[START OF Data excerpts]

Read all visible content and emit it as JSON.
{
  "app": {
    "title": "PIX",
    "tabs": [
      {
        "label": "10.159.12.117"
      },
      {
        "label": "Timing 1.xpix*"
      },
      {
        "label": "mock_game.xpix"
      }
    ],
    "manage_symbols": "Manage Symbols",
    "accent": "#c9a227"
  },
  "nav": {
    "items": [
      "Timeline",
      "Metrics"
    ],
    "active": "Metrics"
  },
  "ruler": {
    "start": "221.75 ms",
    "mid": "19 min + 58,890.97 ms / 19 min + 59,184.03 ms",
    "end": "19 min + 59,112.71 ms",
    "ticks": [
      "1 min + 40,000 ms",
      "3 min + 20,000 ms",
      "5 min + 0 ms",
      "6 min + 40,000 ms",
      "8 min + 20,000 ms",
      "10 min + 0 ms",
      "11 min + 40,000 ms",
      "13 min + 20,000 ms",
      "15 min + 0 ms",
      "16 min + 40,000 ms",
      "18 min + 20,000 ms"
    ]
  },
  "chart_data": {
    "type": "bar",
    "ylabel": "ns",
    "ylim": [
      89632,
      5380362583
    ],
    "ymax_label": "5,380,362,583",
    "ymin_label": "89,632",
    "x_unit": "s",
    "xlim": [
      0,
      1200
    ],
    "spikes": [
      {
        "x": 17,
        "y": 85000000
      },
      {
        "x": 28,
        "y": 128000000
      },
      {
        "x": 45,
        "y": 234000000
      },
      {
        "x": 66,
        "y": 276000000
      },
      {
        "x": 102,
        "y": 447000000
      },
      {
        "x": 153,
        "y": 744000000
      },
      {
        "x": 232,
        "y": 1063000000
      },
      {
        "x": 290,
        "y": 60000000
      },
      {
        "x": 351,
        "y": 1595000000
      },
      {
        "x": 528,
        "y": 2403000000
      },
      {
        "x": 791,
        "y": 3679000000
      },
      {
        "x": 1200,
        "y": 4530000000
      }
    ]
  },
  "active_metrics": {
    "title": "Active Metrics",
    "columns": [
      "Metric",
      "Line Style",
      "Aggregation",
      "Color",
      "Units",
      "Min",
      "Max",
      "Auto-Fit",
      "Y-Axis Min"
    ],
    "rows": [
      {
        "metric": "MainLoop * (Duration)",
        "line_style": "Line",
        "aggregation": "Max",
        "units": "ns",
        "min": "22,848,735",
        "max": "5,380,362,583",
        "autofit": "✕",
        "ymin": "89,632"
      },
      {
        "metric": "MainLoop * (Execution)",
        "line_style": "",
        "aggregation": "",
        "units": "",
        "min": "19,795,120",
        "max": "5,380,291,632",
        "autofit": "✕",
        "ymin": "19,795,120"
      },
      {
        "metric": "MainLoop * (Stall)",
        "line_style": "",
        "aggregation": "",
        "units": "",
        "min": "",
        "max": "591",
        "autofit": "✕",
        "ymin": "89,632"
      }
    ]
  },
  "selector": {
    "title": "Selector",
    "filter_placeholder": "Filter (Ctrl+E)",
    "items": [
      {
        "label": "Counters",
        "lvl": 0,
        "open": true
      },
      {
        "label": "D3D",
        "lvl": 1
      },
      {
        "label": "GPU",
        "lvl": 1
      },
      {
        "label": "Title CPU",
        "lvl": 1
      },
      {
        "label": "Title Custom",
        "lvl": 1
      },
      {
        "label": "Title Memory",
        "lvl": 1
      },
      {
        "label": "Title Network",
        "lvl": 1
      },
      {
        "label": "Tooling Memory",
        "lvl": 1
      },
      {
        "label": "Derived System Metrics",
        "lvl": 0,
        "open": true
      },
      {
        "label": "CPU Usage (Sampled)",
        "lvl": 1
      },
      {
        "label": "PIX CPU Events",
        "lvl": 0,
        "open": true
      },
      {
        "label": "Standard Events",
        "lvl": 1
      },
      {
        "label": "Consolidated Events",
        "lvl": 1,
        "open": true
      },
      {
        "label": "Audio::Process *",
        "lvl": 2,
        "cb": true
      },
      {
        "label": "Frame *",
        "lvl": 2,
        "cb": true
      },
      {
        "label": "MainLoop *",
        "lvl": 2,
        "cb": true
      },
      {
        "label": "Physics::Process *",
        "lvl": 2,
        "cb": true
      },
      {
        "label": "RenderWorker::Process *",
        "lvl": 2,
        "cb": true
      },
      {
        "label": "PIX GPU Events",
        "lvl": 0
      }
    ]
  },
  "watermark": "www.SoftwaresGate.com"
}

[END OF Data excerpts]

**Written problem**.
Write out every line from the records above, word for word.

**Problem solution**.
Read all visible content and emit it as JSON.
{
  "app": {
    "title": "PIX",
    "tabs": [
      {
        "label": "10.159.12.117"
      },
      {
        "label": "Timing 1.xpix*"
      },
      {
        "label": "mock_game.xpix"
      }
    ],
    "manage_symbols": "Manage Symbols",
    "accent": "#c9a227"
  },
  "nav": {
    "items": [
      "Timeline",
      "Metrics"
    ],
    "active": "Metrics"
  },
  "ruler": {
    "start": "221.75 ms",
    "mid": "19 min + 58,890.97 ms / 19 min + 59,184.03 ms",
    "end": "19 min + 59,112.71 ms",
    "ticks": [
      "1 min + 40,000 ms",
      "3 min + 20,000 ms",
      "5 min + 0 ms",
      "6 min + 40,000 ms",
      "8 min + 20,000 ms",
      "10 min + 0 ms",
      "11 min + 40,000 ms",
      "13 min + 20,000 ms",
      "15 min + 0 ms",
      "16 min + 40,000 ms",
      "18 min + 20,000 ms"
    ]
  },
  "chart_data": {
    "type": "bar",
    "ylabel": "ns",
    "ylim": [
      89632,
      5380362583
    ],
    "ymax_label": "5,380,362,583",
    "ymin_label": "89,632",
    "x_unit": "s",
    "xlim": [
      0,
      1200
    ],
    "spikes": [
      {
        "x": 17,
        "y": 85000000
      },
      {
        "x": 28,
        "y": 128000000
      },
      {
        "x": 45,
        "y": 234000000
      },
      {
        "x": 66,
        "y": 276000000
      },
      {
        "x": 102,
        "y": 447000000
      },
      {
        "x": 153,
        "y": 744000000
      },
      {
        "x": 232,
        "y": 1063000000
      },
      {
        "x": 290,
        "y": 60000000
      },
      {
        "x": 351,
        "y": 1595000000
      },
      {
        "x": 528,
        "y": 2403000000
      },
      {
        "x": 791,
        "y": 3679000000
      },
      {
        "x": 1200,
        "y": 4530000000
      }
    ]
  },
  "active_metrics": {
    "title": "Active Metrics",
    "columns": [
      "Metric",
      "Line Style",
      "Aggregation",
      "Color",
      "Units",
      "Min",
      "Max",
      "Auto-Fit",
      "Y-Axis Min"
    ],
    "rows": [
      {
        "metric": "MainLoop * (Duration)",
        "line_style": "Line",
        "aggregation": "Max",
        "units": "ns",
        "min": "22,848,735",
        "max": "5,380,362,583",
        "autofit": "✕",
        "ymin": "89,632"
      },
      {
        "metric": "MainLoop * (Execution)",
        "line_style": "",
        "aggregation": "",
        "units": "",
        "min": "19,795,120",
        "max": "5,380,291,632",
        "autofit": "✕",
        "ymin": "19,795,120"
      },
      {
        "metric": "MainLoop * (Stall)",
        "line_style": "",
        "aggregation": "",
        "units": "",
        "min": "",
        "max": "591",
        "autofit": "✕",
        "ymin": "89,632"
      }
    ]
  },
  "selector": {
    "title": "Selector",
    "filter_placeholder": "Filter (Ctrl+E)",
    "items": [
      {
        "label": "Counters",
        "lvl": 0,
        "open": true
      },
      {
        "label": "D3D",
        "lvl": 1
      },
      {
        "label": "GPU",
        "lvl": 1
      },
      {
        "label": "Title CPU",
        "lvl": 1
      },
      {
        "label": "Title Custom",
        "lvl": 1
      },
      {
        "label": "Title Memory",
        "lvl": 1
      },
      {
        "label": "Title Network",
        "lvl": 1
      },
      {
        "label": "Tooling Memory",
        "lvl": 1
      },
      {
        "label": "Derived System Metrics",
        "lvl": 0,
        "open": true
      },
      {
        "label": "CPU Usage (Sampled)",
        "lvl": 1
      },
      {
        "label": "PIX CPU Events",
        "lvl": 0,
        "open": true
      },
      {
        "label": "Standard Events",
        "lvl": 1
      },
      {
        "label": "Consolidated Events",
        "lvl": 1,
        "open": true
      },
      {
        "label": "Audio::Process *",
        "lvl": 2,
        "cb": true
      },
      {
        "label": "Frame *",
        "lvl": 2,
        "cb": true
      },
      {
        "label": "MainLoop *",
        "lvl": 2,
        "cb": true
      },
      {
        "label": "Physics::Process *",
        "lvl": 2,
        "cb": true
      },
      {
        "label": "RenderWorker::Process *",
        "lvl": 2,
        "cb": true
      },
      {
        "label": "PIX GPU Events",
        "lvl": 0
      }
    ]
  },
  "watermark": "www.SoftwaresGate.com"
}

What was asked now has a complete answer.